--- START ---

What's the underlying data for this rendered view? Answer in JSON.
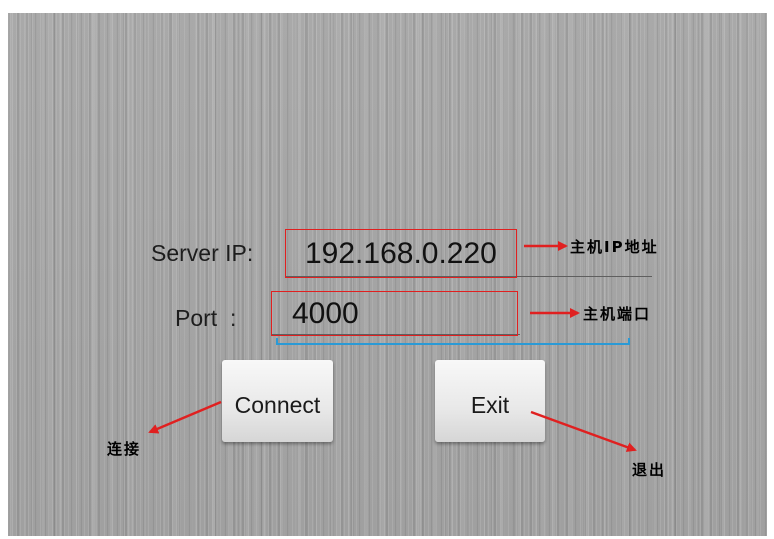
{
  "form": {
    "server_ip_label": "Server IP:",
    "server_ip_value": "192.168.0.220",
    "port_label": "Port  :",
    "port_value": "4000"
  },
  "buttons": {
    "connect_label": "Connect",
    "exit_label": "Exit"
  },
  "annotations": {
    "server_ip_note": "主机IP地址",
    "port_note": "主机端口",
    "connect_note": "连接",
    "exit_note": "退出"
  },
  "colors": {
    "annotation_box": "#e02020",
    "annotation_arrow": "#e02020",
    "bracket": "#2a9ad6"
  }
}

--- END ---

Aim – Go through the listing above and write it out again exactly, dropping the pictures.

Output for this task –
What's the underlying data for this rendered view? Answer in JSON.
{
  "form": {
    "server_ip_label": "Server IP:",
    "server_ip_value": "192.168.0.220",
    "port_label": "Port  :",
    "port_value": "4000"
  },
  "buttons": {
    "connect_label": "Connect",
    "exit_label": "Exit"
  },
  "annotations": {
    "server_ip_note": "主机IP地址",
    "port_note": "主机端口",
    "connect_note": "连接",
    "exit_note": "退出"
  },
  "colors": {
    "annotation_box": "#e02020",
    "annotation_arrow": "#e02020",
    "bracket": "#2a9ad6"
  }
}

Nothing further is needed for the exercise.